**AIM**
Copy the rows from the first line through the line containing "- colorbar-tick-label: 50: [1805, 1334, 1846, 1372]", both included, and replace every "rain-area" with "precipitation-area". Change nothing else.
>> Start TASK DATA
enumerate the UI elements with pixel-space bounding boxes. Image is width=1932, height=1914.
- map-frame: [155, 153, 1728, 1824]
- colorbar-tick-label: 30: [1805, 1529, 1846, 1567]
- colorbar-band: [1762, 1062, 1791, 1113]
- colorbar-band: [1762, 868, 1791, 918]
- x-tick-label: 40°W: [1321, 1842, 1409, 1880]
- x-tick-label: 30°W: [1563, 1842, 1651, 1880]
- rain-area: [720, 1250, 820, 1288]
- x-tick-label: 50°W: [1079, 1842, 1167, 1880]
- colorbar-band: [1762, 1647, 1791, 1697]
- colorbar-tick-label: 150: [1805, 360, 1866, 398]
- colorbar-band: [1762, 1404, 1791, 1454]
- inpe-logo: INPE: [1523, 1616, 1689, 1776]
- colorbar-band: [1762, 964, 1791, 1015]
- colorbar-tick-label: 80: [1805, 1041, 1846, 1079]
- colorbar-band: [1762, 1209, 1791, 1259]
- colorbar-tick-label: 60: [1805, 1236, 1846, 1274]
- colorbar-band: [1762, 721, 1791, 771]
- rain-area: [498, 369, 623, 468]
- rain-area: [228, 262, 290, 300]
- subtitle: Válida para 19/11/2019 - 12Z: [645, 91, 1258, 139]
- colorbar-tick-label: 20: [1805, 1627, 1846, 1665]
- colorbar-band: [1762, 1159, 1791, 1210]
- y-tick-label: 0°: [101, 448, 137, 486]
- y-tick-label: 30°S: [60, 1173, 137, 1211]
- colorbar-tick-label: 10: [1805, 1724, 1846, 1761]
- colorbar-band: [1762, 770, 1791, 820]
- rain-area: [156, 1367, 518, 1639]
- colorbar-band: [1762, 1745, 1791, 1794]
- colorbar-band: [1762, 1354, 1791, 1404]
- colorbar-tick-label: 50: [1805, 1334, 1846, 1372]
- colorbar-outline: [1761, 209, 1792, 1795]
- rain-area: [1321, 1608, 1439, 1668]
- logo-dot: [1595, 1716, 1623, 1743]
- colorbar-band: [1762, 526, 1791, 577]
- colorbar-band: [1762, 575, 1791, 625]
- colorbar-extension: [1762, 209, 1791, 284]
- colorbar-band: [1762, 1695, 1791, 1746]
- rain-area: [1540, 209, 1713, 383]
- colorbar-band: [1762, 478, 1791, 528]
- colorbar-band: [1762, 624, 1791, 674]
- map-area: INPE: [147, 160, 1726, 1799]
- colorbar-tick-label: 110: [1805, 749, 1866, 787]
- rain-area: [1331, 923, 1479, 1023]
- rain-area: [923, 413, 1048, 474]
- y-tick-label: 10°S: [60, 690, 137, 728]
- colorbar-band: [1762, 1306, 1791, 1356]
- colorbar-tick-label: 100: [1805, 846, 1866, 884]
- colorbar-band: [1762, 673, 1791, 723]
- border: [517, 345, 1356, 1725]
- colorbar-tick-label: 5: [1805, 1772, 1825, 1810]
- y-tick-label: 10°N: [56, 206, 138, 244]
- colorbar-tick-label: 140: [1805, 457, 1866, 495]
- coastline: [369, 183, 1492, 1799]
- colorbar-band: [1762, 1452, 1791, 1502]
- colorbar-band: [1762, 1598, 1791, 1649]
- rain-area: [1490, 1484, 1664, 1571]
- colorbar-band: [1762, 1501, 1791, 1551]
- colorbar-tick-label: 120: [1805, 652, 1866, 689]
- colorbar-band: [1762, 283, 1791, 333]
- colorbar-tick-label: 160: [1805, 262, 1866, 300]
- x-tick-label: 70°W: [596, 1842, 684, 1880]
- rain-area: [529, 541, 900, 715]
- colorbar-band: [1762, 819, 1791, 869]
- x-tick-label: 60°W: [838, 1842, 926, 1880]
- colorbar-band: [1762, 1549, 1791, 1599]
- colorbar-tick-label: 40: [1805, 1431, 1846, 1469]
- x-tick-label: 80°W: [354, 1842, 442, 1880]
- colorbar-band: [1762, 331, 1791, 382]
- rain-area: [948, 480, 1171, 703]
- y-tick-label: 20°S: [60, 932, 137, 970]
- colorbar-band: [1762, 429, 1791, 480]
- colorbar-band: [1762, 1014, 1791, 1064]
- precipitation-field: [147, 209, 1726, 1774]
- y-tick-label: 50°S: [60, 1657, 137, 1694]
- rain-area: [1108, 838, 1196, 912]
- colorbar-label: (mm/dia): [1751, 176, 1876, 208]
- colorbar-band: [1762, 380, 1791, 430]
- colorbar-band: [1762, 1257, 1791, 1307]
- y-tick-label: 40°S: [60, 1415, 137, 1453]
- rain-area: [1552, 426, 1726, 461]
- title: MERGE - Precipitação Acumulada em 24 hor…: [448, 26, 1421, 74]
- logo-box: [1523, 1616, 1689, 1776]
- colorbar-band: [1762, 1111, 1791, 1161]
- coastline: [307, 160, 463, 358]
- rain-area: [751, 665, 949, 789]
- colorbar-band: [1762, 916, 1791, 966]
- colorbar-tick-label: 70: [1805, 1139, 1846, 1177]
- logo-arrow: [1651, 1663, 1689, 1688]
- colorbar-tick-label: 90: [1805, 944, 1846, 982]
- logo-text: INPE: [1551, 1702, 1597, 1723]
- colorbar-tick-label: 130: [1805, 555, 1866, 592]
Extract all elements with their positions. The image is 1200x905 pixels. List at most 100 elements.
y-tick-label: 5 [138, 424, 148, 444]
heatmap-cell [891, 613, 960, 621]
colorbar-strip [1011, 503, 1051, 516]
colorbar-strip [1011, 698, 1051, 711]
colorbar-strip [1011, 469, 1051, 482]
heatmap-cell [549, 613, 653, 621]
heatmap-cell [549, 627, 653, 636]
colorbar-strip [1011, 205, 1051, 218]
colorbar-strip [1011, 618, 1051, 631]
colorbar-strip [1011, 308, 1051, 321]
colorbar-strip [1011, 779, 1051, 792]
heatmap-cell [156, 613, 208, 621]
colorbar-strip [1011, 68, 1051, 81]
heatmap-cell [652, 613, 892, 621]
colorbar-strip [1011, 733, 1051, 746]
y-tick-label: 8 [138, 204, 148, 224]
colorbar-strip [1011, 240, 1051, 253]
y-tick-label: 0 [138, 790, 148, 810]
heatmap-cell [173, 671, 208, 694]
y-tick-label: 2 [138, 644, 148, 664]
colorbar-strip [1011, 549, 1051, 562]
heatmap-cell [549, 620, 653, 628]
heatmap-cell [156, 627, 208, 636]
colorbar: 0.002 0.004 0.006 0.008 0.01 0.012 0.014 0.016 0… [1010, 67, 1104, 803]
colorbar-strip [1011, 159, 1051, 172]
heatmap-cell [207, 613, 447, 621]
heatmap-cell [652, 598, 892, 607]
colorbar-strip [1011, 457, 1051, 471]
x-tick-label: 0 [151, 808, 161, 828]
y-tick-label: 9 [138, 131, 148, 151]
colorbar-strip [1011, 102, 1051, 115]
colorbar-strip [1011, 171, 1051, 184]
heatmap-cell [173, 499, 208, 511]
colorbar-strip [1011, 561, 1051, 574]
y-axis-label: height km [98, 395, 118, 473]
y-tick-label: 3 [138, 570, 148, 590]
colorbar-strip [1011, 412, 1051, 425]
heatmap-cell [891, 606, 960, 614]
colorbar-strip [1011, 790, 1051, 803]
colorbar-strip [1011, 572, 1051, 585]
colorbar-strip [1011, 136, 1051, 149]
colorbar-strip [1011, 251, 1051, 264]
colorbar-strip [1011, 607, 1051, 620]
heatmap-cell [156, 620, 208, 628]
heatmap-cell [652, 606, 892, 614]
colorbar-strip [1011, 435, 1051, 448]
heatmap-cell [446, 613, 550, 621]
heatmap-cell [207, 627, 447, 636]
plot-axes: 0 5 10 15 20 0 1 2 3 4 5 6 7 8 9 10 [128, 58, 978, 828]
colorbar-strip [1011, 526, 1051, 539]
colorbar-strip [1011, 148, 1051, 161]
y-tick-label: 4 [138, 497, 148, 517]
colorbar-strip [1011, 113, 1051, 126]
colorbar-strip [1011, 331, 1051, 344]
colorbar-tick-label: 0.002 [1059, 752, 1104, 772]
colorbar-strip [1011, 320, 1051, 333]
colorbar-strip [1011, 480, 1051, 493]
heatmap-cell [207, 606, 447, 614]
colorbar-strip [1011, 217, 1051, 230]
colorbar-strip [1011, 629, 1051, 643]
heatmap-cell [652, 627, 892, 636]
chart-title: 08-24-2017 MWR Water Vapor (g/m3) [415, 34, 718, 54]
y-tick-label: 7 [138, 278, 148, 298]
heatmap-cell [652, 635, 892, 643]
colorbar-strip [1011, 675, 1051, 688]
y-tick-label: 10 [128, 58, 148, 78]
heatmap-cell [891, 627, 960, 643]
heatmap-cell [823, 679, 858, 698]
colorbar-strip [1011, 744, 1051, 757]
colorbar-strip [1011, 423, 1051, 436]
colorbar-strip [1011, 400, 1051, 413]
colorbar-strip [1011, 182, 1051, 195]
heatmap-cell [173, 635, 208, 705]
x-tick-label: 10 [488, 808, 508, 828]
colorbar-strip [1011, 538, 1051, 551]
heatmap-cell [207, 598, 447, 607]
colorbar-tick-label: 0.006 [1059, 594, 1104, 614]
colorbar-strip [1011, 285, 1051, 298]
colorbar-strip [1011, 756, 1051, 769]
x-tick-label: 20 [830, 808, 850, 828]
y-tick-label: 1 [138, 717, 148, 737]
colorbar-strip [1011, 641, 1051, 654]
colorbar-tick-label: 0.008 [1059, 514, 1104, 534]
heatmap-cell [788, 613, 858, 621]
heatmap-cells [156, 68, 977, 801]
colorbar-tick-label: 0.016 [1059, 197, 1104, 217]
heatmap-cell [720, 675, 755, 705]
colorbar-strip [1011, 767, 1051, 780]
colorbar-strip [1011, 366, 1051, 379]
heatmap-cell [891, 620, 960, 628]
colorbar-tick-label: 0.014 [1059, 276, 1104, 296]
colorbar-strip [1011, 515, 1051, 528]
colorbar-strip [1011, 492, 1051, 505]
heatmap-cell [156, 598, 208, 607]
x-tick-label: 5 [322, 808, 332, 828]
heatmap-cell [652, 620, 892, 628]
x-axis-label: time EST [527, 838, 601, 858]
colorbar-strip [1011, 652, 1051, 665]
>> End TASK DATA
**FULL OUTPUT**
enumerate the UI elements with pixel-space bounding boxes. Image is width=1932, height=1914.
- map-frame: [155, 153, 1728, 1824]
- colorbar-tick-label: 30: [1805, 1529, 1846, 1567]
- colorbar-band: [1762, 1062, 1791, 1113]
- colorbar-band: [1762, 868, 1791, 918]
- x-tick-label: 40°W: [1321, 1842, 1409, 1880]
- x-tick-label: 30°W: [1563, 1842, 1651, 1880]
- precipitation-area: [720, 1250, 820, 1288]
- x-tick-label: 50°W: [1079, 1842, 1167, 1880]
- colorbar-band: [1762, 1647, 1791, 1697]
- colorbar-tick-label: 150: [1805, 360, 1866, 398]
- colorbar-band: [1762, 1404, 1791, 1454]
- inpe-logo: INPE: [1523, 1616, 1689, 1776]
- colorbar-band: [1762, 964, 1791, 1015]
- colorbar-tick-label: 80: [1805, 1041, 1846, 1079]
- colorbar-band: [1762, 1209, 1791, 1259]
- colorbar-tick-label: 60: [1805, 1236, 1846, 1274]
- colorbar-band: [1762, 721, 1791, 771]
- precipitation-area: [498, 369, 623, 468]
- precipitation-area: [228, 262, 290, 300]
- subtitle: Válida para 19/11/2019 - 12Z: [645, 91, 1258, 139]
- colorbar-tick-label: 20: [1805, 1627, 1846, 1665]
- colorbar-band: [1762, 1159, 1791, 1210]
- y-tick-label: 0°: [101, 448, 137, 486]
- y-tick-label: 30°S: [60, 1173, 137, 1211]
- colorbar-tick-label: 10: [1805, 1724, 1846, 1761]
- colorbar-band: [1762, 770, 1791, 820]
- precipitation-area: [156, 1367, 518, 1639]
- colorbar-band: [1762, 1745, 1791, 1794]
- colorbar-band: [1762, 1354, 1791, 1404]
- colorbar-tick-label: 50: [1805, 1334, 1846, 1372]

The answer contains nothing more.